# [REQUEST]
Copy each line exactly. Leave nothing out.

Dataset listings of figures
==*==
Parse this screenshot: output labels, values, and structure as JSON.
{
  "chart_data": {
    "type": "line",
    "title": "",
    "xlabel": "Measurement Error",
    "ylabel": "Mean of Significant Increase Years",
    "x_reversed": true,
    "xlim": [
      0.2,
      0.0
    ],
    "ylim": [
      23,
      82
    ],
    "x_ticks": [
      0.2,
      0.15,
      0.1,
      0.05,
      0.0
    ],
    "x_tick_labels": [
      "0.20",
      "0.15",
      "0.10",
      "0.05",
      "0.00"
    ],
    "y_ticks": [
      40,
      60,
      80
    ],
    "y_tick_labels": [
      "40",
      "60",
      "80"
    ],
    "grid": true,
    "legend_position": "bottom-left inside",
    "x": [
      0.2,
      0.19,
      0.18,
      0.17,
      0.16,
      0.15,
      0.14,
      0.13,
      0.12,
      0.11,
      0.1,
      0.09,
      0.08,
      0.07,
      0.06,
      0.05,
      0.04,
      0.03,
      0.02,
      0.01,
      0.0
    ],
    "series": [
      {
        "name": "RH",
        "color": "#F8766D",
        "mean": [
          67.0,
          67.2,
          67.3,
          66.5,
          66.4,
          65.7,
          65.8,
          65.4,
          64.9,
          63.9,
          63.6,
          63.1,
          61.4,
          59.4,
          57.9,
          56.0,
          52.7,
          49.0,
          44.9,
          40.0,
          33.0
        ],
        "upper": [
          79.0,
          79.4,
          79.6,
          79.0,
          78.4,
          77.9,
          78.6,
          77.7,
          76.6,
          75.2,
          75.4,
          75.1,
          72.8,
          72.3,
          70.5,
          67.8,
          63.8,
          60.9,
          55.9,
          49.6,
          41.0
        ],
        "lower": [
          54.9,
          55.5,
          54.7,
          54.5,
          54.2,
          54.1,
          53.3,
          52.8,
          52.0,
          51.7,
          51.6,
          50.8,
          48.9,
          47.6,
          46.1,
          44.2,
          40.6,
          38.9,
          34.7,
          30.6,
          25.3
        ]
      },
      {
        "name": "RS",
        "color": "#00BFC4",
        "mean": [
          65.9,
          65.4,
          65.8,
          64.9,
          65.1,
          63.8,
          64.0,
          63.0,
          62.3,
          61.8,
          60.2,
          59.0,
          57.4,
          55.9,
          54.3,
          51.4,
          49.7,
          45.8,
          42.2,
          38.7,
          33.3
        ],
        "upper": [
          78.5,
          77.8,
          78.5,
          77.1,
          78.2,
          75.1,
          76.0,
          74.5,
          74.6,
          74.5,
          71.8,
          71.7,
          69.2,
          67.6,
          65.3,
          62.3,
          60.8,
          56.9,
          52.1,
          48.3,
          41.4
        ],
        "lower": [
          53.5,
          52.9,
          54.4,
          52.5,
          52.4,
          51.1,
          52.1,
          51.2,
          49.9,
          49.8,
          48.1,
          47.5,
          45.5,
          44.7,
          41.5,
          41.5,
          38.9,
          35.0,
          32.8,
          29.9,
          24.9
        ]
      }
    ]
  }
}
==*==
# [TASK ANSWER]
Parse this screenshot: output labels, values, and structure as JSON.
{
  "chart_data": {
    "type": "line",
    "title": "",
    "xlabel": "Measurement Error",
    "ylabel": "Mean of Significant Increase Years",
    "x_reversed": true,
    "xlim": [
      0.2,
      0.0
    ],
    "ylim": [
      23,
      82
    ],
    "x_ticks": [
      0.2,
      0.15,
      0.1,
      0.05,
      0.0
    ],
    "x_tick_labels": [
      "0.20",
      "0.15",
      "0.10",
      "0.05",
      "0.00"
    ],
    "y_ticks": [
      40,
      60,
      80
    ],
    "y_tick_labels": [
      "40",
      "60",
      "80"
    ],
    "grid": true,
    "legend_position": "bottom-left inside",
    "x": [
      0.2,
      0.19,
      0.18,
      0.17,
      0.16,
      0.15,
      0.14,
      0.13,
      0.12,
      0.11,
      0.1,
      0.09,
      0.08,
      0.07,
      0.06,
      0.05,
      0.04,
      0.03,
      0.02,
      0.01,
      0.0
    ],
    "series": [
      {
        "name": "RH",
        "color": "#F8766D",
        "mean": [
          67.0,
          67.2,
          67.3,
          66.5,
          66.4,
          65.7,
          65.8,
          65.4,
          64.9,
          63.9,
          63.6,
          63.1,
          61.4,
          59.4,
          57.9,
          56.0,
          52.7,
          49.0,
          44.9,
          40.0,
          33.0
        ],
        "upper": [
          79.0,
          79.4,
          79.6,
          79.0,
          78.4,
          77.9,
          78.6,
          77.7,
          76.6,
          75.2,
          75.4,
          75.1,
          72.8,
          72.3,
          70.5,
          67.8,
          63.8,
          60.9,
          55.9,
          49.6,
          41.0
        ],
        "lower": [
          54.9,
          55.5,
          54.7,
          54.5,
          54.2,
          54.1,
          53.3,
          52.8,
          52.0,
          51.7,
          51.6,
          50.8,
          48.9,
          47.6,
          46.1,
          44.2,
          40.6,
          38.9,
          34.7,
          30.6,
          25.3
        ]
      },
      {
        "name": "RS",
        "color": "#00BFC4",
        "mean": [
          65.9,
          65.4,
          65.8,
          64.9,
          65.1,
          63.8,
          64.0,
          63.0,
          62.3,
          61.8,
          60.2,
          59.0,
          57.4,
          55.9,
          54.3,
          51.4,
          49.7,
          45.8,
          42.2,
          38.7,
          33.3
        ],
        "upper": [
          78.5,
          77.8,
          78.5,
          77.1,
          78.2,
          75.1,
          76.0,
          74.5,
          74.6,
          74.5,
          71.8,
          71.7,
          69.2,
          67.6,
          65.3,
          62.3,
          60.8,
          56.9,
          52.1,
          48.3,
          41.4
        ],
        "lower": [
          53.5,
          52.9,
          54.4,
          52.5,
          52.4,
          51.1,
          52.1,
          51.2,
          49.9,
          49.8,
          48.1,
          47.5,
          45.5,
          44.7,
          41.5,
          41.5,
          38.9,
          35.0,
          32.8,
          29.9,
          24.9
        ]
      }
    ]
  }
}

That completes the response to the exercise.